Required work>
Keep only the lines where "Marc" appears.

Supplied records>
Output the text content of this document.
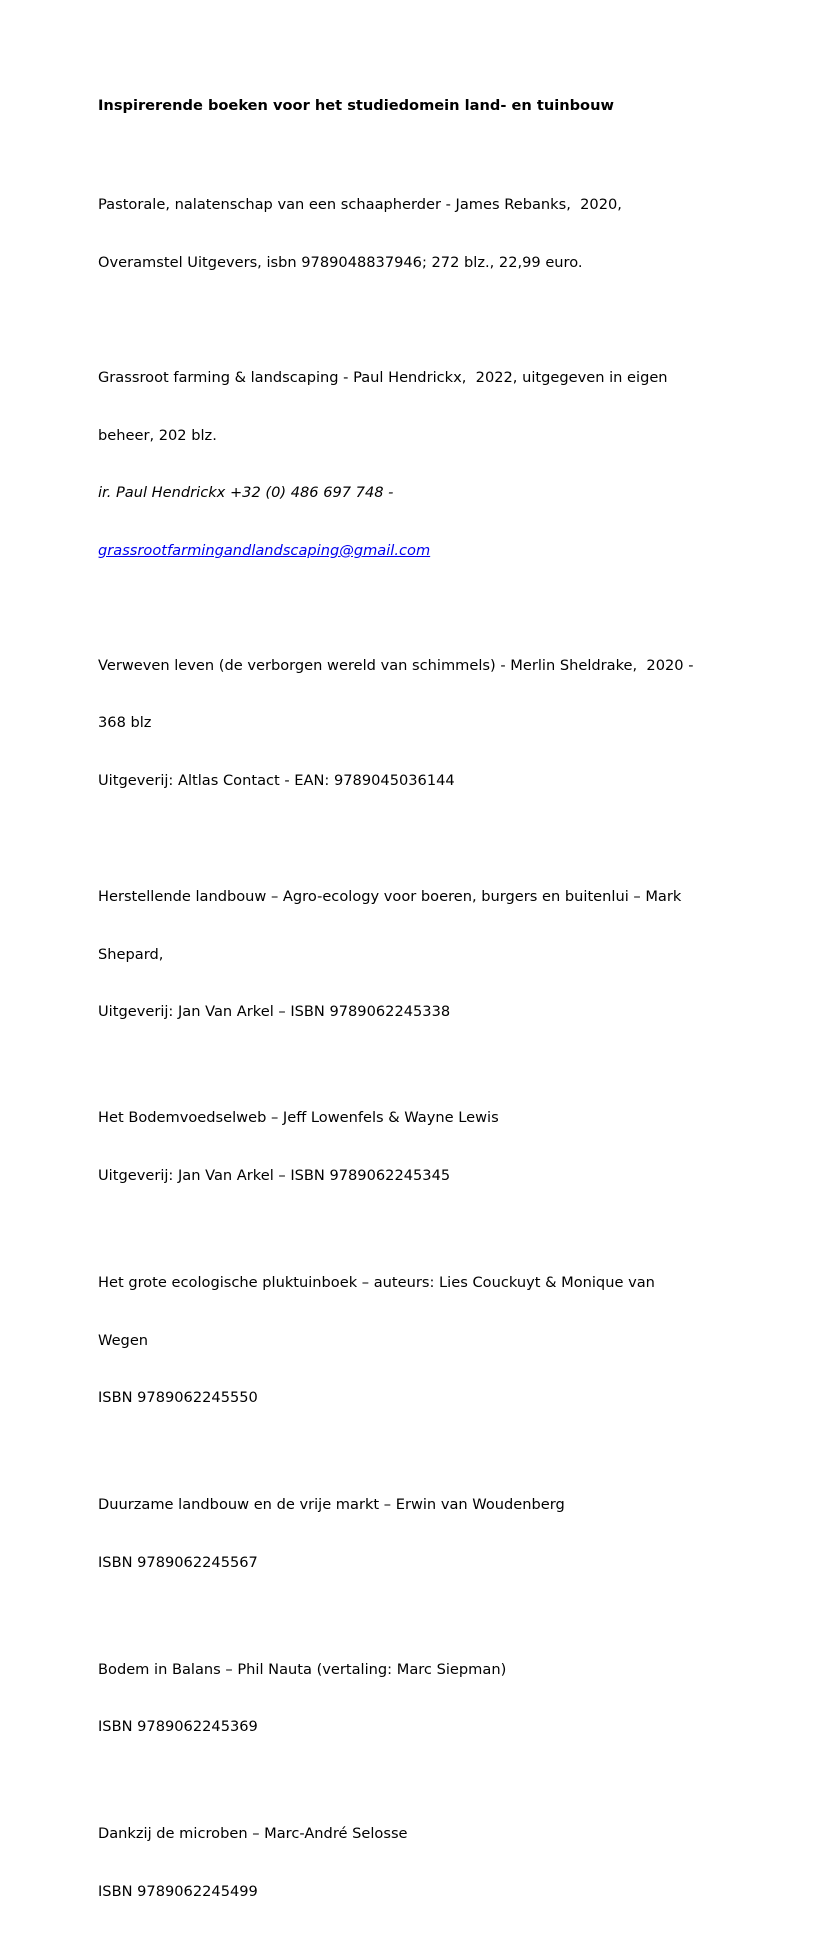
Inspirerende boeken voor het studiedomein land- en tuinbouw

Pastorale, nalatenschap van een schaapherder - James Rebanks,  2020,

Overamstel Uitgevers, isbn 9789048837946; 272 blz., 22,99 euro.

Grassroot farming & landscaping - Paul Hendrickx,  2022, uitgegeven in eigen

beheer, 202 blz.

ir. Paul Hendrickx +32 (0) 486 697 748 -

grassrootfarmingandlandscaping@gmail.com

Verweven leven (de verborgen wereld van schimmels) - Merlin Sheldrake,  2020 -

368 blz

Uitgeverij: Altlas Contact - EAN: 9789045036144

Herstellende landbouw – Agro-ecology voor boeren, burgers en buitenlui – Mark

Shepard,

Uitgeverij: Jan Van Arkel – ISBN 9789062245338

Het Bodemvoedselweb – Jeff Lowenfels & Wayne Lewis

Uitgeverij: Jan Van Arkel – ISBN 9789062245345

Het grote ecologische pluktuinboek – auteurs: Lies Couckuyt & Monique van

Wegen

ISBN 9789062245550

Duurzame landbouw en de vrije markt – Erwin van Woudenberg

ISBN 9789062245567

Bodem in Balans – Phil Nauta (vertaling: Marc Siepman)

ISBN 9789062245369

Dankzij de microben – Marc-André Selosse

ISBN 9789062245499
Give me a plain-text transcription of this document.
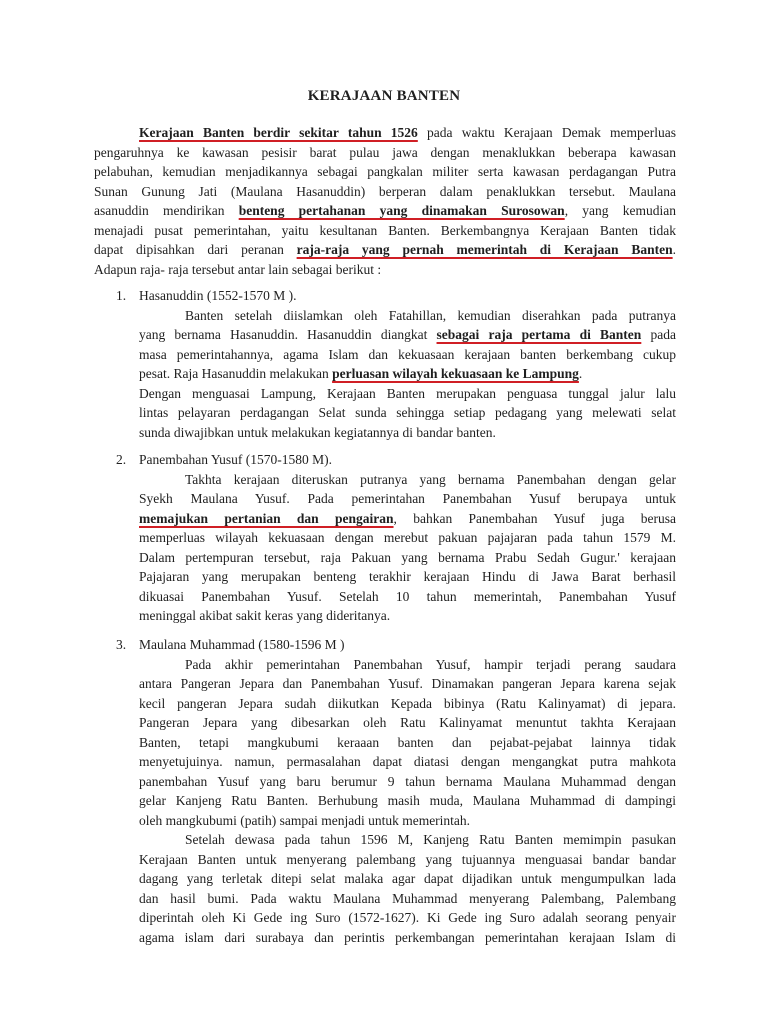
KERAJAAN BANTEN
Kerajaan Banten berdir sekitar tahun 1526 pada waktu Kerajaan Demak memperluas
pengaruhnya ke kawasan pesisir barat pulau jawa dengan menaklukkan beberapa kawasan
pelabuhan, kemudian menjadikannya sebagai pangkalan militer serta kawasan perdagangan Putra
Sunan Gunung Jati (Maulana Hasanuddin) berperan dalam penaklukkan tersebut. Maulana
asanuddin mendirikan benteng pertahanan yang dinamakan Surosowan, yang kemudian
menajadi pusat pemerintahan, yaitu kesultanan Banten. Berkembangnya Kerajaan Banten tidak
dapat dipisahkan dari peranan raja-raja yang pernah memerintah di Kerajaan Banten.
Adapun raja- raja tersebut antar lain sebagai berikut :
1. Hasanuddin (1552-1570 M ).
Banten setelah diislamkan oleh Fatahillan, kemudian diserahkan pada putranya
yang bernama Hasanuddin. Hasanuddin diangkat sebagai raja pertama di Banten pada
masa pemerintahannya, agama Islam dan kekuasaan kerajaan banten berkembang cukup
pesat. Raja Hasanuddin melakukan perluasan wilayah kekuasaan ke Lampung.
Dengan menguasai Lampung, Kerajaan Banten merupakan penguasa tunggal jalur lalu
lintas pelayaran perdagangan Selat sunda sehingga setiap pedagang yang melewati selat
sunda diwajibkan untuk melakukan kegiatannya di bandar banten.
2. Panembahan Yusuf (1570-1580 M).
Takhta kerajaan diteruskan putranya yang bernama Panembahan dengan gelar
Syekh Maulana Yusuf. Pada pemerintahan Panembahan Yusuf berupaya untuk
memajukan pertanian dan pengairan, bahkan Panembahan Yusuf juga berusa
memperluas wilayah kekuasaan dengan merebut pakuan pajajaran pada tahun 1579 M.
Dalam pertempuran tersebut, raja Pakuan yang bernama Prabu Sedah Gugur.' kerajaan
Pajajaran yang merupakan benteng terakhir kerajaan Hindu di Jawa Barat berhasil
dikuasai Panembahan Yusuf. Setelah 10 tahun memerintah, Panembahan Yusuf
meninggal akibat sakit keras yang dideritanya.
3. Maulana Muhammad (1580-1596 M )
Pada akhir pemerintahan Panembahan Yusuf, hampir terjadi perang saudara
antara Pangeran Jepara dan Panembahan Yusuf. Dinamakan pangeran Jepara karena sejak
kecil pangeran Jepara sudah diikutkan Kepada bibinya (Ratu Kalinyamat) di jepara.
Pangeran Jepara yang dibesarkan oleh Ratu Kalinyamat menuntut takhta Kerajaan
Banten, tetapi mangkubumi keraaan banten dan pejabat-pejabat lainnya tidak
menyetujuinya. namun, permasalahan dapat diatasi dengan mengangkat putra mahkota
panembahan Yusuf yang baru berumur 9 tahun bernama Maulana Muhammad dengan
gelar Kanjeng Ratu Banten. Berhubung masih muda, Maulana Muhammad di dampingi
oleh mangkubumi (patih) sampai menjadi untuk memerintah.
Setelah dewasa pada tahun 1596 M, Kanjeng Ratu Banten memimpin pasukan
Kerajaan Banten untuk menyerang palembang yang tujuannya menguasai bandar bandar
dagang yang terletak ditepi selat malaka agar dapat dijadikan untuk mengumpulkan lada
dan hasil bumi. Pada waktu Maulana Muhammad menyerang Palembang, Palembang
diperintah oleh Ki Gede ing Suro (1572-1627). Ki Gede ing Suro adalah seorang penyair
agama islam dari surabaya dan perintis perkembangan pemerintahan kerajaan Islam di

Written solution>
Bodem in Balans – Phil Nauta (vertaling: Marc Siepman)
Dankzij de microben – Marc-André Selosse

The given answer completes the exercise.